----- Records provided -----

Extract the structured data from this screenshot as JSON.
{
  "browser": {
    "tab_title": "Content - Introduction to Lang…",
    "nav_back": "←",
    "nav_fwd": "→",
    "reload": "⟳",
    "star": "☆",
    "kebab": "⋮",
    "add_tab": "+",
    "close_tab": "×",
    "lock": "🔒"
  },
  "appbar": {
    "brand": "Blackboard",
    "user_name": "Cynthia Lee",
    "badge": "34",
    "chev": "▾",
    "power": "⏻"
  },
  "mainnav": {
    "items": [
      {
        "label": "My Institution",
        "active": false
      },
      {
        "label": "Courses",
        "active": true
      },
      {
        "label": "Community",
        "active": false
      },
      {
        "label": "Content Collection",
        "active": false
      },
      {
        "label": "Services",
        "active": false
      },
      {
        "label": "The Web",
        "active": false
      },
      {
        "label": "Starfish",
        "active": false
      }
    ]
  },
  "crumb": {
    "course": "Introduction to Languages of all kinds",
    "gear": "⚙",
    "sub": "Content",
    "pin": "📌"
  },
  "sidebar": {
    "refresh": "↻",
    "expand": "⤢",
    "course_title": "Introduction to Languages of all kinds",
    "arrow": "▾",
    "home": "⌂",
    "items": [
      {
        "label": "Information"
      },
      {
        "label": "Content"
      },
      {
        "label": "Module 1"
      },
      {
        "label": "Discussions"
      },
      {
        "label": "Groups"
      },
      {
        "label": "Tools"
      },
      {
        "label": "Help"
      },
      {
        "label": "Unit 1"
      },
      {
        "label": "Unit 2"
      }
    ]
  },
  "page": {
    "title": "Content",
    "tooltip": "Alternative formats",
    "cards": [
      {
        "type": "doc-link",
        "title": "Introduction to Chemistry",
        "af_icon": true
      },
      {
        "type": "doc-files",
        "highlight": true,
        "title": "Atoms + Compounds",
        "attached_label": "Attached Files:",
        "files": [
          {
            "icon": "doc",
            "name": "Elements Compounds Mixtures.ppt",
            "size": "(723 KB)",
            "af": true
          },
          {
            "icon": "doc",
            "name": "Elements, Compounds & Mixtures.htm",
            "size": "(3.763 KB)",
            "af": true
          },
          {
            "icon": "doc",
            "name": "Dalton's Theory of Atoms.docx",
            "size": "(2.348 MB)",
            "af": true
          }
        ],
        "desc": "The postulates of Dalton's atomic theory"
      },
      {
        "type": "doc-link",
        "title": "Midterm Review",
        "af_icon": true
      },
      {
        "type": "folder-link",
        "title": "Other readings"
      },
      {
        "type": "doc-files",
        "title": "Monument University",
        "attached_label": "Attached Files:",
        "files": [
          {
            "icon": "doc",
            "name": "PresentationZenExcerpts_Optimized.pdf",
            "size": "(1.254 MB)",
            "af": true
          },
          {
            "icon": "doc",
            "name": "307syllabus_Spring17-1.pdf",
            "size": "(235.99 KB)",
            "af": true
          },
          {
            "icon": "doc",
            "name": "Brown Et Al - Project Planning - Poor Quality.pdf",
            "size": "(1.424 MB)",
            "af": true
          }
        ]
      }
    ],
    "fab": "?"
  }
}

-----

*Exercise*. Please set down the whole listing above without altering a single line.

*Task output*.
Extract the structured data from this screenshot as JSON.
{
  "browser": {
    "tab_title": "Content - Introduction to Lang…",
    "nav_back": "←",
    "nav_fwd": "→",
    "reload": "⟳",
    "star": "☆",
    "kebab": "⋮",
    "add_tab": "+",
    "close_tab": "×",
    "lock": "🔒"
  },
  "appbar": {
    "brand": "Blackboard",
    "user_name": "Cynthia Lee",
    "badge": "34",
    "chev": "▾",
    "power": "⏻"
  },
  "mainnav": {
    "items": [
      {
        "label": "My Institution",
        "active": false
      },
      {
        "label": "Courses",
        "active": true
      },
      {
        "label": "Community",
        "active": false
      },
      {
        "label": "Content Collection",
        "active": false
      },
      {
        "label": "Services",
        "active": false
      },
      {
        "label": "The Web",
        "active": false
      },
      {
        "label": "Starfish",
        "active": false
      }
    ]
  },
  "crumb": {
    "course": "Introduction to Languages of all kinds",
    "gear": "⚙",
    "sub": "Content",
    "pin": "📌"
  },
  "sidebar": {
    "refresh": "↻",
    "expand": "⤢",
    "course_title": "Introduction to Languages of all kinds",
    "arrow": "▾",
    "home": "⌂",
    "items": [
      {
        "label": "Information"
      },
      {
        "label": "Content"
      },
      {
        "label": "Module 1"
      },
      {
        "label": "Discussions"
      },
      {
        "label": "Groups"
      },
      {
        "label": "Tools"
      },
      {
        "label": "Help"
      },
      {
        "label": "Unit 1"
      },
      {
        "label": "Unit 2"
      }
    ]
  },
  "page": {
    "title": "Content",
    "tooltip": "Alternative formats",
    "cards": [
      {
        "type": "doc-link",
        "title": "Introduction to Chemistry",
        "af_icon": true
      },
      {
        "type": "doc-files",
        "highlight": true,
        "title": "Atoms + Compounds",
        "attached_label": "Attached Files:",
        "files": [
          {
            "icon": "doc",
            "name": "Elements Compounds Mixtures.ppt",
            "size": "(723 KB)",
            "af": true
          },
          {
            "icon": "doc",
            "name": "Elements, Compounds & Mixtures.htm",
            "size": "(3.763 KB)",
            "af": true
          },
          {
            "icon": "doc",
            "name": "Dalton's Theory of Atoms.docx",
            "size": "(2.348 MB)",
            "af": true
          }
        ],
        "desc": "The postulates of Dalton's atomic theory"
      },
      {
        "type": "doc-link",
        "title": "Midterm Review",
        "af_icon": true
      },
      {
        "type": "folder-link",
        "title": "Other readings"
      },
      {
        "type": "doc-files",
        "title": "Monument University",
        "attached_label": "Attached Files:",
        "files": [
          {
            "icon": "doc",
            "name": "PresentationZenExcerpts_Optimized.pdf",
            "size": "(1.254 MB)",
            "af": true
          },
          {
            "icon": "doc",
            "name": "307syllabus_Spring17-1.pdf",
            "size": "(235.99 KB)",
            "af": true
          },
          {
            "icon": "doc",
            "name": "Brown Et Al - Project Planning - Poor Quality.pdf",
            "size": "(1.424 MB)",
            "af": true
          }
        ]
      }
    ],
    "fab": "?"
  }
}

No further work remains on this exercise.